_THE TASK:_ Copy every line of the listing exactly.

_PROVIDED RECORDS:_
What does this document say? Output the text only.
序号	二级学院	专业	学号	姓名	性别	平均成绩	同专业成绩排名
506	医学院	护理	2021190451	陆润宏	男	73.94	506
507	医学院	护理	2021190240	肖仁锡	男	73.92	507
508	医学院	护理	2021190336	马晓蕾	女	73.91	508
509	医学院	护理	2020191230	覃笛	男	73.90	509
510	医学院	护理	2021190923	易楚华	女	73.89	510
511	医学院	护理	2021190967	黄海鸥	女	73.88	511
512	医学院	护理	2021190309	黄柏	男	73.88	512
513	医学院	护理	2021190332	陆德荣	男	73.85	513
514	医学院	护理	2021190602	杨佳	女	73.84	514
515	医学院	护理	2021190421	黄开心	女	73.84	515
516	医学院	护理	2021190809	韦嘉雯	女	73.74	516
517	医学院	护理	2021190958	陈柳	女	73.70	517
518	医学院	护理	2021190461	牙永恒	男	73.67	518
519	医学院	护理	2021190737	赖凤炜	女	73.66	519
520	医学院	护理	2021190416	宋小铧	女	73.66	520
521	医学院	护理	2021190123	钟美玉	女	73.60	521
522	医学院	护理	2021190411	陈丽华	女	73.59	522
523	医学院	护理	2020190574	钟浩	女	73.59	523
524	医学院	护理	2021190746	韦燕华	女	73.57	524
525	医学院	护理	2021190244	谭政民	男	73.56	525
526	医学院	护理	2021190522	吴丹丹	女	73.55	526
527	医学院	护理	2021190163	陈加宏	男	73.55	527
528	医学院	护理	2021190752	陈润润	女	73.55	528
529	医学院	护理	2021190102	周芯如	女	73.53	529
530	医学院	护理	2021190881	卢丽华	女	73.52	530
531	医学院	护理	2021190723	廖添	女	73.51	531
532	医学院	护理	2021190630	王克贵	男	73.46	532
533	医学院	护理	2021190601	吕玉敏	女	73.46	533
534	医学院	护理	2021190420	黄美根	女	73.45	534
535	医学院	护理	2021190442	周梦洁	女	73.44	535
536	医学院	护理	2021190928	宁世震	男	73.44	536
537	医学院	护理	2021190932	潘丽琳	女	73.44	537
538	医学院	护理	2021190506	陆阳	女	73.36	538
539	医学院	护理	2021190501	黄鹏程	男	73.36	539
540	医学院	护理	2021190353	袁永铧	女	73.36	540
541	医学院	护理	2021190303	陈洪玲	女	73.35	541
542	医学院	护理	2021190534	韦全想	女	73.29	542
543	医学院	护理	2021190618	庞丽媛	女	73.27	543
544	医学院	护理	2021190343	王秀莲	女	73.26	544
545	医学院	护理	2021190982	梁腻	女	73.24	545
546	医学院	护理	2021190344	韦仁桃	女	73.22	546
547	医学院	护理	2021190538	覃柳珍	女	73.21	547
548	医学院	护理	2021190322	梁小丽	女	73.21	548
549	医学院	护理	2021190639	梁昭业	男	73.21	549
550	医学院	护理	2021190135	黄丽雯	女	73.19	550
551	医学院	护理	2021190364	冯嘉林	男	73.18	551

_TASK RESPONSE:_
What does this document say? Output the text only.
序号	二级学院	专业	学号	姓名	性别	平均成绩	同专业成绩排名
506	医学院	护理	2021190451	陆润宏	男	73.94	506
507	医学院	护理	2021190240	肖仁锡	男	73.92	507
508	医学院	护理	2021190336	马晓蕾	女	73.91	508
509	医学院	护理	2020191230	覃笛	男	73.90	509
510	医学院	护理	2021190923	易楚华	女	73.89	510
511	医学院	护理	2021190967	黄海鸥	女	73.88	511
512	医学院	护理	2021190309	黄柏	男	73.88	512
513	医学院	护理	2021190332	陆德荣	男	73.85	513
514	医学院	护理	2021190602	杨佳	女	73.84	514
515	医学院	护理	2021190421	黄开心	女	73.84	515
516	医学院	护理	2021190809	韦嘉雯	女	73.74	516
517	医学院	护理	2021190958	陈柳	女	73.70	517
518	医学院	护理	2021190461	牙永恒	男	73.67	518
519	医学院	护理	2021190737	赖凤炜	女	73.66	519
520	医学院	护理	2021190416	宋小铧	女	73.66	520
521	医学院	护理	2021190123	钟美玉	女	73.60	521
522	医学院	护理	2021190411	陈丽华	女	73.59	522
523	医学院	护理	2020190574	钟浩	女	73.59	523
524	医学院	护理	2021190746	韦燕华	女	73.57	524
525	医学院	护理	2021190244	谭政民	男	73.56	525
526	医学院	护理	2021190522	吴丹丹	女	73.55	526
527	医学院	护理	2021190163	陈加宏	男	73.55	527
528	医学院	护理	2021190752	陈润润	女	73.55	528
529	医学院	护理	2021190102	周芯如	女	73.53	529
530	医学院	护理	2021190881	卢丽华	女	73.52	530
531	医学院	护理	2021190723	廖添	女	73.51	531
532	医学院	护理	2021190630	王克贵	男	73.46	532
533	医学院	护理	2021190601	吕玉敏	女	73.46	533
534	医学院	护理	2021190420	黄美根	女	73.45	534
535	医学院	护理	2021190442	周梦洁	女	73.44	535
536	医学院	护理	2021190928	宁世震	男	73.44	536
537	医学院	护理	2021190932	潘丽琳	女	73.44	537
538	医学院	护理	2021190506	陆阳	女	73.36	538
539	医学院	护理	2021190501	黄鹏程	男	73.36	539
540	医学院	护理	2021190353	袁永铧	女	73.36	540
541	医学院	护理	2021190303	陈洪玲	女	73.35	541
542	医学院	护理	2021190534	韦全想	女	73.29	542
543	医学院	护理	2021190618	庞丽媛	女	73.27	543
544	医学院	护理	2021190343	王秀莲	女	73.26	544
545	医学院	护理	2021190982	梁腻	女	73.24	545
546	医学院	护理	2021190344	韦仁桃	女	73.22	546
547	医学院	护理	2021190538	覃柳珍	女	73.21	547
548	医学院	护理	2021190322	梁小丽	女	73.21	548
549	医学院	护理	2021190639	梁昭业	男	73.21	549
550	医学院	护理	2021190135	黄丽雯	女	73.19	550
551	医学院	护理	2021190364	冯嘉林	男	73.18	551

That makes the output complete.